_Excerpted data_
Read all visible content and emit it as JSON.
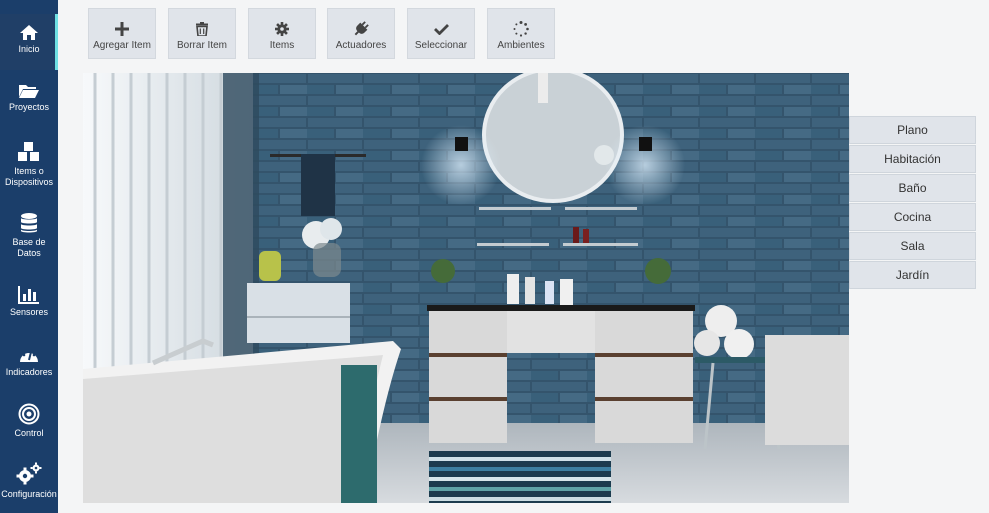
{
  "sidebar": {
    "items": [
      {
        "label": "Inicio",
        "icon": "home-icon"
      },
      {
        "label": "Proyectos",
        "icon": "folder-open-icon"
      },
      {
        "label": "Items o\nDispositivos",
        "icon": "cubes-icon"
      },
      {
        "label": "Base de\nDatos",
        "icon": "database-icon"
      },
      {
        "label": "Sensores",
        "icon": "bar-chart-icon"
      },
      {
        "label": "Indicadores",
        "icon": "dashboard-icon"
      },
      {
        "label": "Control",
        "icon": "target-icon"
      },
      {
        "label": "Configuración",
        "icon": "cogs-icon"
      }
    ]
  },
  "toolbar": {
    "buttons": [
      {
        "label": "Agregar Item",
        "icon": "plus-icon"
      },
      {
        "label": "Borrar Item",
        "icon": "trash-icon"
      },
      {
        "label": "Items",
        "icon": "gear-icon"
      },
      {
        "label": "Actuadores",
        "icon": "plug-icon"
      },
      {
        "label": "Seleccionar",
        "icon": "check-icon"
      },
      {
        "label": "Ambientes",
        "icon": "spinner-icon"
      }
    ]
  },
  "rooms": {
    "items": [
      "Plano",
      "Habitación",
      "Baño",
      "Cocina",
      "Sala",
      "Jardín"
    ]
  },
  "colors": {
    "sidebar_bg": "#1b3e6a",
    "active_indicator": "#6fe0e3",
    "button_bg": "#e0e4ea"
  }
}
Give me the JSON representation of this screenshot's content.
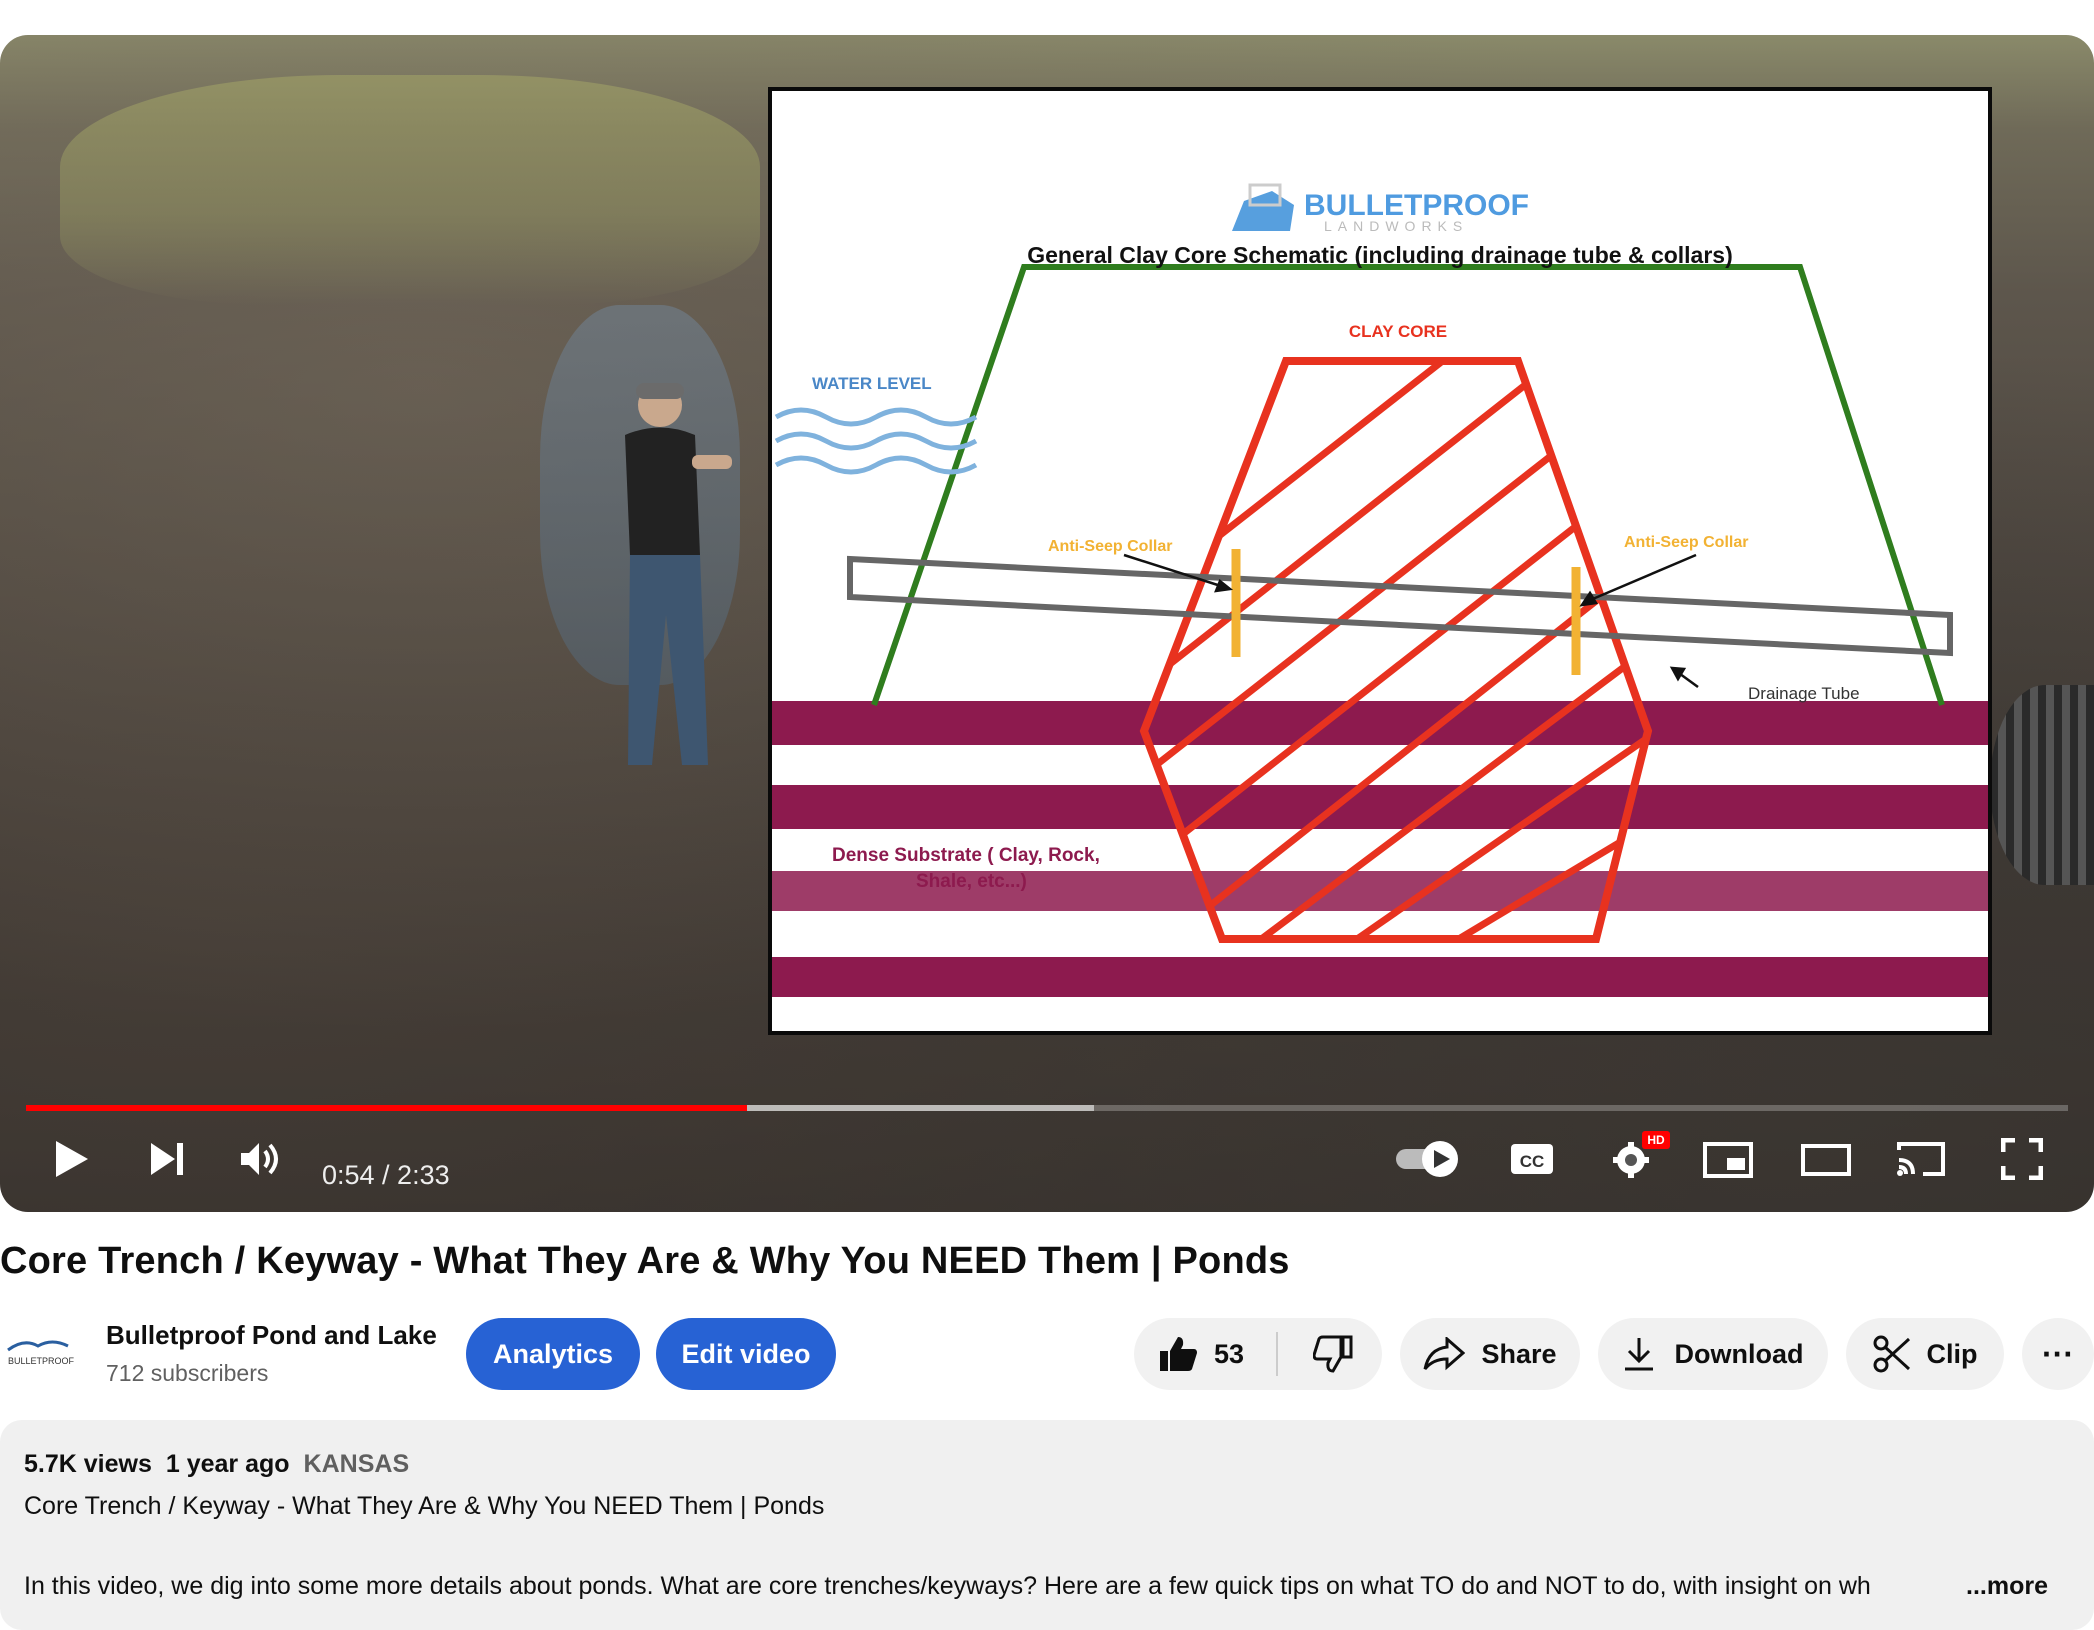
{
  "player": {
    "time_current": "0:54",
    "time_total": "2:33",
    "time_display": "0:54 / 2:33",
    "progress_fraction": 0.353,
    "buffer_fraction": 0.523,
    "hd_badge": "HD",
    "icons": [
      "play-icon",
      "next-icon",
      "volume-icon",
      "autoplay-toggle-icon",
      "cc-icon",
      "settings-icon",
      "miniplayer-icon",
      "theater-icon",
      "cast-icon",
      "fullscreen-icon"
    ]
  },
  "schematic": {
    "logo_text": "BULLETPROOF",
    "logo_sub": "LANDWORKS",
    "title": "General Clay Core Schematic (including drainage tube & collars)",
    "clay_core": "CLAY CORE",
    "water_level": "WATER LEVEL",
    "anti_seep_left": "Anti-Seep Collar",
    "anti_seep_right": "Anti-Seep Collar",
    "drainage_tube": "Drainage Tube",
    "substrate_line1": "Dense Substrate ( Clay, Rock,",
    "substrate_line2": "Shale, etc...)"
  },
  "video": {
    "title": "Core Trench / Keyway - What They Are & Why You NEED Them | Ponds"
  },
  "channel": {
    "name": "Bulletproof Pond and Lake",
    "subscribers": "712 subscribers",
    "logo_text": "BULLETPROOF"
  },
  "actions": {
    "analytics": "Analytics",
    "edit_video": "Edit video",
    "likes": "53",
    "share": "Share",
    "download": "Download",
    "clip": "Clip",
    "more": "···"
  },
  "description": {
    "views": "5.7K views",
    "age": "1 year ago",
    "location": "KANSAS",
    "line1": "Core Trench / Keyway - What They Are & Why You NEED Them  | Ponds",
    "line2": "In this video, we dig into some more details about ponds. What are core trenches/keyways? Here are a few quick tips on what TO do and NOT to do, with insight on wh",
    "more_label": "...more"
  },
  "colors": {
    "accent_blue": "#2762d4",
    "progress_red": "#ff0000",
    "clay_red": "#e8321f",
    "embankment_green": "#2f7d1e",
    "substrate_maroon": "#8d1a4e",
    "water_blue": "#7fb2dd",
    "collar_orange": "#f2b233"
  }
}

_Exercise_
Check each line above for the word "this", and copy the lines where it appears.

_Solution_
Give me the JSON representation of this screenshot's content.
    "line2": "In this video, we dig into some more details about ponds. What are core trenches/keyways? Here are a few quick tips on what TO do and NOT to do, with insight on wh",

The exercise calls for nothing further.